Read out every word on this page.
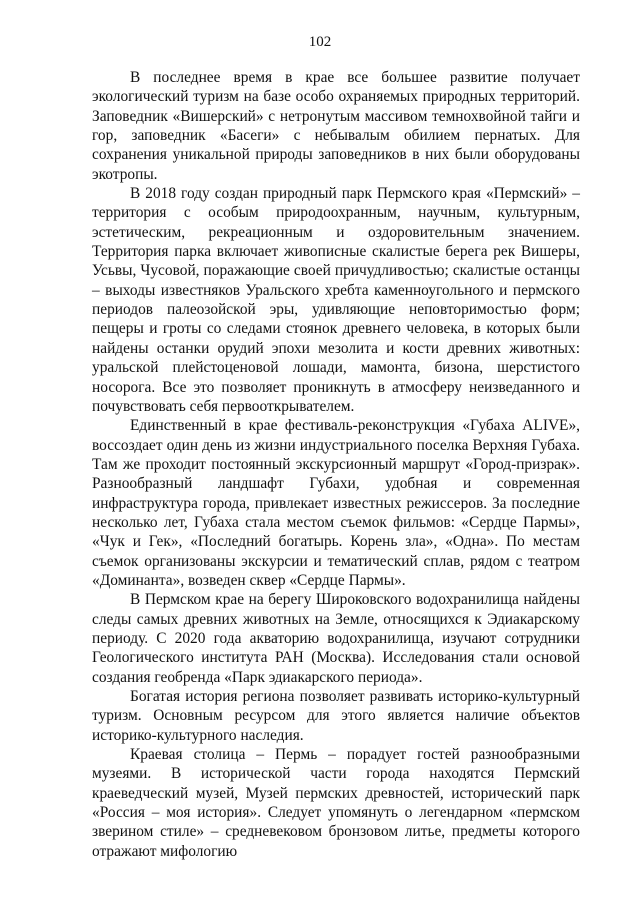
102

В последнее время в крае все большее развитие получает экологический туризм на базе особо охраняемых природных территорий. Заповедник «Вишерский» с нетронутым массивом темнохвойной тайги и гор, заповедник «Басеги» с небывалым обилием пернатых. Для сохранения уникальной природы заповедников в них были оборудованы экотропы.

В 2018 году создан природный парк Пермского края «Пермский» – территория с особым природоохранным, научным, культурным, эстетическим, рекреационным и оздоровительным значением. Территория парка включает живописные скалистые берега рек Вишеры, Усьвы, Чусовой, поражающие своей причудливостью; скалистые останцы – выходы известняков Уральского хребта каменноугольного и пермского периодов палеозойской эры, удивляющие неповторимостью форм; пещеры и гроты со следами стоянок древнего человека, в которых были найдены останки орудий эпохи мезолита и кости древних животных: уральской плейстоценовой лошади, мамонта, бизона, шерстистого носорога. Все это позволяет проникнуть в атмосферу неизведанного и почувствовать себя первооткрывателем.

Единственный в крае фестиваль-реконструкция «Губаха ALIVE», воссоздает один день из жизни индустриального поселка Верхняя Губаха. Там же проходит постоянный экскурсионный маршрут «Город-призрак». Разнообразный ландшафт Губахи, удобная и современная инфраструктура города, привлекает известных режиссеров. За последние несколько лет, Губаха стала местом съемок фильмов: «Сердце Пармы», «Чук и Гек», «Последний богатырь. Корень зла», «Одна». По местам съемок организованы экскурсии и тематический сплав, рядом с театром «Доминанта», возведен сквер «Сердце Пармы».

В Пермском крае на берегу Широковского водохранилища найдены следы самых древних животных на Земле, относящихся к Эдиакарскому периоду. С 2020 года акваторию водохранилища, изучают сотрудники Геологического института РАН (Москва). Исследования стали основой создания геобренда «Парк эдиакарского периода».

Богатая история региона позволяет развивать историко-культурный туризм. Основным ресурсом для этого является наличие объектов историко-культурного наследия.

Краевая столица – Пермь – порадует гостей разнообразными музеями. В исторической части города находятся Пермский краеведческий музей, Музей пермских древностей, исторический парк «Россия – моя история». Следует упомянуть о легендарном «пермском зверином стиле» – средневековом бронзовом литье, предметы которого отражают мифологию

• [Given task]
Find the word "города" in the material, then list each line that holds it.

• [Finished answer]
Единственный в крае фестиваль-реконструкция «Губаха ALIVE», воссоздает один день из жизни индустриального поселка Верхняя Губаха. Там же проходит постоянный экскурсионный маршрут «Город-призрак». Разнообразный ландшафт Губахи, удобная и современная инфраструктура города, привлекает известных режиссеров. За последние несколько лет, Губаха стала местом съемок фильмов: «Сердце Пармы», «Чук и Гек», «Последний богатырь. Корень зла», «Одна». По местам съемок организованы экскурсии и тематический сплав, рядом с театром «Доминанта», возведен сквер «Сердце Пармы».
Краевая столица – Пермь – порадует гостей разнообразными музеями. В исторической части города находятся Пермский краеведческий музей, Музей пермских древностей, исторический парк «Россия – моя история». Следует упомянуть о легендарном «пермском зверином стиле» – средневековом бронзовом литье, предметы которого отражают мифологию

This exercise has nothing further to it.